__WHAT YOU WILL DO__
Give the number of lines in the data that contain "telah", and nothing more.

####################

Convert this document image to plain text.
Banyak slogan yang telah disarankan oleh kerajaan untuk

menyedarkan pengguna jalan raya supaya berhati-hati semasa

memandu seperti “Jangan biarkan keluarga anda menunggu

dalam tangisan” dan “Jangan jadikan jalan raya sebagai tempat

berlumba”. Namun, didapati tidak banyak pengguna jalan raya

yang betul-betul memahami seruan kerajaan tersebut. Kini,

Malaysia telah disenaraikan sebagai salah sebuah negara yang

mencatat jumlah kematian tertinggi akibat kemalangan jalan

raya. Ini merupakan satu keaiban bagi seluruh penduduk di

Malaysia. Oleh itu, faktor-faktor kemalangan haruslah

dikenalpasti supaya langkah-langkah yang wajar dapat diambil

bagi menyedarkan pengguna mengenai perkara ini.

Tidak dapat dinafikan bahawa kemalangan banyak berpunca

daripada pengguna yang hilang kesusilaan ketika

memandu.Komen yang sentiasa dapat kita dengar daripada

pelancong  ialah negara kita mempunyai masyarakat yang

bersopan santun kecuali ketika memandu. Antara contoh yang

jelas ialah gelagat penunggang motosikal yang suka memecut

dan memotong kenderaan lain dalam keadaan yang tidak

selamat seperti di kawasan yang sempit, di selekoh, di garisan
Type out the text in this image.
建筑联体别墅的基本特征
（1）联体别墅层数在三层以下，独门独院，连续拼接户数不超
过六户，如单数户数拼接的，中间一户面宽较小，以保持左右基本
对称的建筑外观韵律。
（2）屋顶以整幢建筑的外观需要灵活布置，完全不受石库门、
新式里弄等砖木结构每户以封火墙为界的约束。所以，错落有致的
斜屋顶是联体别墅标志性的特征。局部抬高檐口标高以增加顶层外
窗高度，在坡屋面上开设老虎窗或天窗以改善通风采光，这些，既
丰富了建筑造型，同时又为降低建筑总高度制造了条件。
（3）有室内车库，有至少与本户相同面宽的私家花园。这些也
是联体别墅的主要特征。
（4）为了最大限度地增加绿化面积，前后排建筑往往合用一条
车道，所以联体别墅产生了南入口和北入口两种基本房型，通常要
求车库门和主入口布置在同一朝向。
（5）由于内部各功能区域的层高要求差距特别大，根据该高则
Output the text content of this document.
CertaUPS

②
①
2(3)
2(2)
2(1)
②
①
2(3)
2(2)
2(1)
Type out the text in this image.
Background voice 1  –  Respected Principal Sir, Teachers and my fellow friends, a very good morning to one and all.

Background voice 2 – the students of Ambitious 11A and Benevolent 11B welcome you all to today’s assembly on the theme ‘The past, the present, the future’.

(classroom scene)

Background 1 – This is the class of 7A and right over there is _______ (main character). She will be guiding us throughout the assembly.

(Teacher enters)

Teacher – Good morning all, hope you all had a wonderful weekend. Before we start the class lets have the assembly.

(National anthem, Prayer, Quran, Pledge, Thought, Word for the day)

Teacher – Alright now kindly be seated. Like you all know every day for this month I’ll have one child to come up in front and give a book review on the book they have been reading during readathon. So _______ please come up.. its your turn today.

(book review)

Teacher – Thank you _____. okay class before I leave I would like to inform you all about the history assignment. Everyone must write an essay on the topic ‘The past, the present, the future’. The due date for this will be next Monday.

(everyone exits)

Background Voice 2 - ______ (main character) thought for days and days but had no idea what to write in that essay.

####################

__SOLUTION FOR THIS EXERCISE__
2